Select every line containing the word "Accum" from the material, and copy those lines.
### Extracted information ###
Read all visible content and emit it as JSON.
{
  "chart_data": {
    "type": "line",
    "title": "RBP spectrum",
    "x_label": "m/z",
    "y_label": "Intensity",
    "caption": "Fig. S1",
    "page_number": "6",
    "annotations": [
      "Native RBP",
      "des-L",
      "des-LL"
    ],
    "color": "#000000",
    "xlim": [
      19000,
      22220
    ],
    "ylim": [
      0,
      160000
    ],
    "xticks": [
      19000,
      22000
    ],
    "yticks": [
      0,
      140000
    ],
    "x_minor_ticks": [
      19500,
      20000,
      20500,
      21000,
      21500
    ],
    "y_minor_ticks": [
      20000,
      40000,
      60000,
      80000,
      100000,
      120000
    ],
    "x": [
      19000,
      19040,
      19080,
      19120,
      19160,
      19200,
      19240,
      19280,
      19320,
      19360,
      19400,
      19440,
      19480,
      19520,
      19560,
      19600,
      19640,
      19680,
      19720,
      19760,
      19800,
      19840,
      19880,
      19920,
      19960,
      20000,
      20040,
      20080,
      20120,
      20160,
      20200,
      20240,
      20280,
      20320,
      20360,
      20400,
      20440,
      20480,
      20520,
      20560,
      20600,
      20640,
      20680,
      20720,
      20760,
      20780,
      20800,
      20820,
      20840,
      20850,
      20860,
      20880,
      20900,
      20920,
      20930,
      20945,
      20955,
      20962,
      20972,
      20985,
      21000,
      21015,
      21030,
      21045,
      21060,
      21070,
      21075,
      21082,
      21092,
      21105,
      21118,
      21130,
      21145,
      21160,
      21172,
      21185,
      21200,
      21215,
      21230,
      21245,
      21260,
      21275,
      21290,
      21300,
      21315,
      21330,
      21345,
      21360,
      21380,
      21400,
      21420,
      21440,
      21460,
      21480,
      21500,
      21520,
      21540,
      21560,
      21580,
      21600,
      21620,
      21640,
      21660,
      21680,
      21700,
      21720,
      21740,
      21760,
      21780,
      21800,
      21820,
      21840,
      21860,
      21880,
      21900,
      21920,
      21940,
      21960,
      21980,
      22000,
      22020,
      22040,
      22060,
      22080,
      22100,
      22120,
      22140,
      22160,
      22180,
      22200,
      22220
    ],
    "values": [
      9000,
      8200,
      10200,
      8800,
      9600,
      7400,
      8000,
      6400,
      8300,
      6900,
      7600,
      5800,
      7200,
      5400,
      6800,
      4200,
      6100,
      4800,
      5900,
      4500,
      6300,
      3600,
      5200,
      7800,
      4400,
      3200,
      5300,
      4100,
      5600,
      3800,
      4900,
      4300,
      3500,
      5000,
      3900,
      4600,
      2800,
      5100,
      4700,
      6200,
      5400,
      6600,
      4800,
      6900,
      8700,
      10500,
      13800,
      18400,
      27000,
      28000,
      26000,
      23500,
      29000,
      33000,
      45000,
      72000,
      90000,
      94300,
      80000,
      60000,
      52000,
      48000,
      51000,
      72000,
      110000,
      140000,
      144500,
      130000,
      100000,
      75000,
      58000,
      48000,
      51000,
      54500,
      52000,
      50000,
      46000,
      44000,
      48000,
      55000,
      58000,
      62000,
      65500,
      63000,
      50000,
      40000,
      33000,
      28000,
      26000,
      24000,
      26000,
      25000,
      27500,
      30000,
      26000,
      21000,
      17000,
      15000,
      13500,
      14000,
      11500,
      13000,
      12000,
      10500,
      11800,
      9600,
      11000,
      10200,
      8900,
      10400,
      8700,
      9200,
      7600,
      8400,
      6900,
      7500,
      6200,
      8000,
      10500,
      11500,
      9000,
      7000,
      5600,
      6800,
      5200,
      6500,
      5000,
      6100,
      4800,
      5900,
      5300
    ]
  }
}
###
### Extracted information ###
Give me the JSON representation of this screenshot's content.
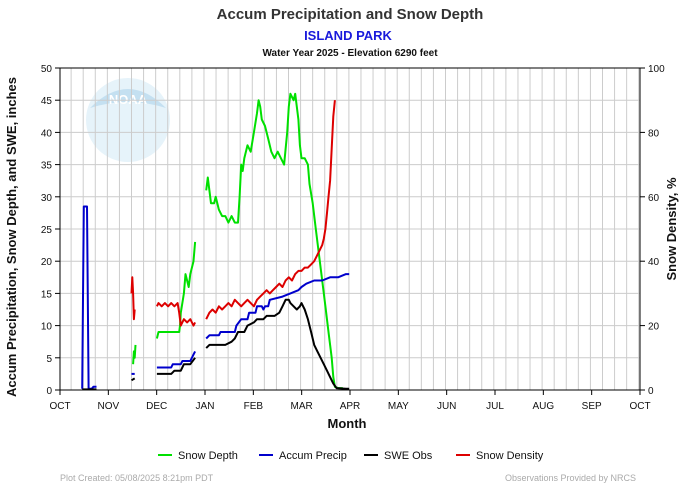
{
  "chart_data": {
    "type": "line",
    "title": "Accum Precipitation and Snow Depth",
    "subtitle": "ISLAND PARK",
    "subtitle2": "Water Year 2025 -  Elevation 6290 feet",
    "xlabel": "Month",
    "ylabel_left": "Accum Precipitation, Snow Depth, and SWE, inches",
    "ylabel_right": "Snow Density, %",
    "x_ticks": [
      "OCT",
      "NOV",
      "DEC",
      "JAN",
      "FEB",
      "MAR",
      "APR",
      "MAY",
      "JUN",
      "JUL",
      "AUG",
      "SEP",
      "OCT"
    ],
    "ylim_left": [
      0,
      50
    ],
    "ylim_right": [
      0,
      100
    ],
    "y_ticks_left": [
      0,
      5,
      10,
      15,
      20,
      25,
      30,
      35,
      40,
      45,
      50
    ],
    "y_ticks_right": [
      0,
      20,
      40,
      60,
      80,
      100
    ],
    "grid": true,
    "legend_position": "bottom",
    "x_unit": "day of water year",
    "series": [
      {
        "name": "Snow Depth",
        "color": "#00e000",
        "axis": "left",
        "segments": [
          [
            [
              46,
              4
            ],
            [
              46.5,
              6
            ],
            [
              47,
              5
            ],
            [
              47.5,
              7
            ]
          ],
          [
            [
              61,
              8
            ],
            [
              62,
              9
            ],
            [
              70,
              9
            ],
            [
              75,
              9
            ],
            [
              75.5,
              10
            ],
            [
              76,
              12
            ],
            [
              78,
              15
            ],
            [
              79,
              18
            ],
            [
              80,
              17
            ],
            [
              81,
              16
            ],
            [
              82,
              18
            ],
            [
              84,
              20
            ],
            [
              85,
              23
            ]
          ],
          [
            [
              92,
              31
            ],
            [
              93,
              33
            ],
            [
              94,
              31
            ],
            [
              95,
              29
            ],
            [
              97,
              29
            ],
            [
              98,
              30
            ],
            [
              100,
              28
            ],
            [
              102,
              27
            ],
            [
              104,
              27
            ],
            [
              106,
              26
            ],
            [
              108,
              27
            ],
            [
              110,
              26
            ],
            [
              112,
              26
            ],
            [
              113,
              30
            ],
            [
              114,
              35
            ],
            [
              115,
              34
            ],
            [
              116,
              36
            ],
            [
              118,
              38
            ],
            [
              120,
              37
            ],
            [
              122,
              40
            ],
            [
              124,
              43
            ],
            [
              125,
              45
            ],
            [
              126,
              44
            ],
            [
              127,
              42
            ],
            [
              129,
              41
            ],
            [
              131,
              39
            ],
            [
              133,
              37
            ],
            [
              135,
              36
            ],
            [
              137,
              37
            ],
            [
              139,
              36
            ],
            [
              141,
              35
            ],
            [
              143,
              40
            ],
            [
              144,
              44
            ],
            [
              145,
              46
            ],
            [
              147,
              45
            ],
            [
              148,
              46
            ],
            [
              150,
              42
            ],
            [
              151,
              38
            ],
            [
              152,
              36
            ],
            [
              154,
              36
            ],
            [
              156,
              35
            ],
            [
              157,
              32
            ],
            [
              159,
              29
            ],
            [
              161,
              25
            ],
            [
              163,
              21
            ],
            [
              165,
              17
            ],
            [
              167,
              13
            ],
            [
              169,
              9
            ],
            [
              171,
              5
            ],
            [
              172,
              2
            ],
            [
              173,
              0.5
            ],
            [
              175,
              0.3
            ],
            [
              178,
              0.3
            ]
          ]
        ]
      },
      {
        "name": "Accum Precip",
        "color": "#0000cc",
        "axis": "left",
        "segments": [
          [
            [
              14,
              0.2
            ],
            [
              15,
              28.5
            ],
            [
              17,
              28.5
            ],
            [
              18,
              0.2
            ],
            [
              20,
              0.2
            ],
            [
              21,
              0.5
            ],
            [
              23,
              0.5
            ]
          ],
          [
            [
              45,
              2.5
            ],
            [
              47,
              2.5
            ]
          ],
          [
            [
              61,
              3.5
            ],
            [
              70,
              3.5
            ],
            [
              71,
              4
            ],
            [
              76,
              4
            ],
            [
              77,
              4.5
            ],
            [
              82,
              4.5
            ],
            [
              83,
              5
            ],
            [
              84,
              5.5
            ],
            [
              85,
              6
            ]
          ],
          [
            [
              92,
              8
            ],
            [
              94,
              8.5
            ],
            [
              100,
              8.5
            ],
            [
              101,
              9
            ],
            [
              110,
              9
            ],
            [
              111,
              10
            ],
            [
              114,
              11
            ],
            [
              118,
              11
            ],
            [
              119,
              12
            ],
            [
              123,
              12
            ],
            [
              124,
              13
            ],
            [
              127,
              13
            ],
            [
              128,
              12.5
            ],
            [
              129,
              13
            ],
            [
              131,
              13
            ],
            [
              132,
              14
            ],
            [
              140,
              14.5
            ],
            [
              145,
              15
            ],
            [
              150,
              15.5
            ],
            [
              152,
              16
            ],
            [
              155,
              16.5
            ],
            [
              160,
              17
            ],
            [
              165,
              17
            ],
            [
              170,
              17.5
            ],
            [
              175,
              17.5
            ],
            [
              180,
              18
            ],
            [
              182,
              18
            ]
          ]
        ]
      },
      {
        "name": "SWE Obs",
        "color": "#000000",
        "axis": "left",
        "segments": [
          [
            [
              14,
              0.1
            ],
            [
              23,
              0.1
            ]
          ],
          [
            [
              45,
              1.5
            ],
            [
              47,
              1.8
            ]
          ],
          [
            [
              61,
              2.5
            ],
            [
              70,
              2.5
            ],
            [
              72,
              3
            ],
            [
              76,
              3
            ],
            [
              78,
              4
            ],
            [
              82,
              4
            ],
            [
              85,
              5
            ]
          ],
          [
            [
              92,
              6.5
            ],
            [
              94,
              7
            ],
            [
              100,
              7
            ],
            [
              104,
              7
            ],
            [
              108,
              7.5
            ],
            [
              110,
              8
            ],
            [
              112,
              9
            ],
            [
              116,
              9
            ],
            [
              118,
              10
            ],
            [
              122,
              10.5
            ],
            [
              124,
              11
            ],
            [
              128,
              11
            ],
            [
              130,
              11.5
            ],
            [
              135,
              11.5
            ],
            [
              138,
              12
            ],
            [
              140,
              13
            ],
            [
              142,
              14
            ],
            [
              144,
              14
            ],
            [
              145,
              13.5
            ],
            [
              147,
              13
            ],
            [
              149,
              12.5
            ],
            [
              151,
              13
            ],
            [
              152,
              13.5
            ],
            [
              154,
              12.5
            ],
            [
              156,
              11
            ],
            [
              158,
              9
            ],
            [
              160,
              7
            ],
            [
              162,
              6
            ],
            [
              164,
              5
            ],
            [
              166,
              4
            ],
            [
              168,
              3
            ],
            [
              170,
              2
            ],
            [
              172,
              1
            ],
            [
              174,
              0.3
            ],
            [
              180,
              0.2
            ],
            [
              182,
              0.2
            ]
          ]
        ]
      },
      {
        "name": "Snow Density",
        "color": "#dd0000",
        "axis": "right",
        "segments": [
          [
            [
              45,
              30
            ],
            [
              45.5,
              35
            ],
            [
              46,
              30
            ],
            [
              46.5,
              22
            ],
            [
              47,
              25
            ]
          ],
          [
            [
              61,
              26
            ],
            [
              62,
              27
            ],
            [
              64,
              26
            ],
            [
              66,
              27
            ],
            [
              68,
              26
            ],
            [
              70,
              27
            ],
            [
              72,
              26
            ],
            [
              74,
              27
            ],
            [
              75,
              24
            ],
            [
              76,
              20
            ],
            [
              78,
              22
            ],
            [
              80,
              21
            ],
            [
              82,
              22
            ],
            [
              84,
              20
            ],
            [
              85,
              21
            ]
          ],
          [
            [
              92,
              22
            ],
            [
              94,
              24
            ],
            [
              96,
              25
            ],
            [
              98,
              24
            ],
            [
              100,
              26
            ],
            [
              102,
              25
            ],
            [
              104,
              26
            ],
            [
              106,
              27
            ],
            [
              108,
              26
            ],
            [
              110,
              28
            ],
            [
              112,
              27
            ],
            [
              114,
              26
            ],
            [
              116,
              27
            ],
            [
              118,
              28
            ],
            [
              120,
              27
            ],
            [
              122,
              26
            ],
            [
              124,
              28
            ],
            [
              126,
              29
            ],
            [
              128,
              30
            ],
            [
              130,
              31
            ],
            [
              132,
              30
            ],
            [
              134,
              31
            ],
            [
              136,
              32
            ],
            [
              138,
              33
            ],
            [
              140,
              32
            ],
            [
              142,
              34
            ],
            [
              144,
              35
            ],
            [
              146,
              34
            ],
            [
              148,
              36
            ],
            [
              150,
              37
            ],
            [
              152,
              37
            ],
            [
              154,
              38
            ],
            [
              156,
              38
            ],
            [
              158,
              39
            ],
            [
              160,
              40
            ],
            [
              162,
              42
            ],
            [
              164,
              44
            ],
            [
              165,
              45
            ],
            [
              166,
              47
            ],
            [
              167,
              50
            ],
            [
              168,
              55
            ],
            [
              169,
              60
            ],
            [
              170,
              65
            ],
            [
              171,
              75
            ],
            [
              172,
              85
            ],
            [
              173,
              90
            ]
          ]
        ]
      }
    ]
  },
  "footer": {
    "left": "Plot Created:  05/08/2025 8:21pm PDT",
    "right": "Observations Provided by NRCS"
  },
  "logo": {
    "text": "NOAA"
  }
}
###
### Exercise output
    "title": "Accum Precipitation and Snow Depth",
    "ylabel_left": "Accum Precipitation, Snow Depth, and SWE, inches",
        "name": "Accum Precip",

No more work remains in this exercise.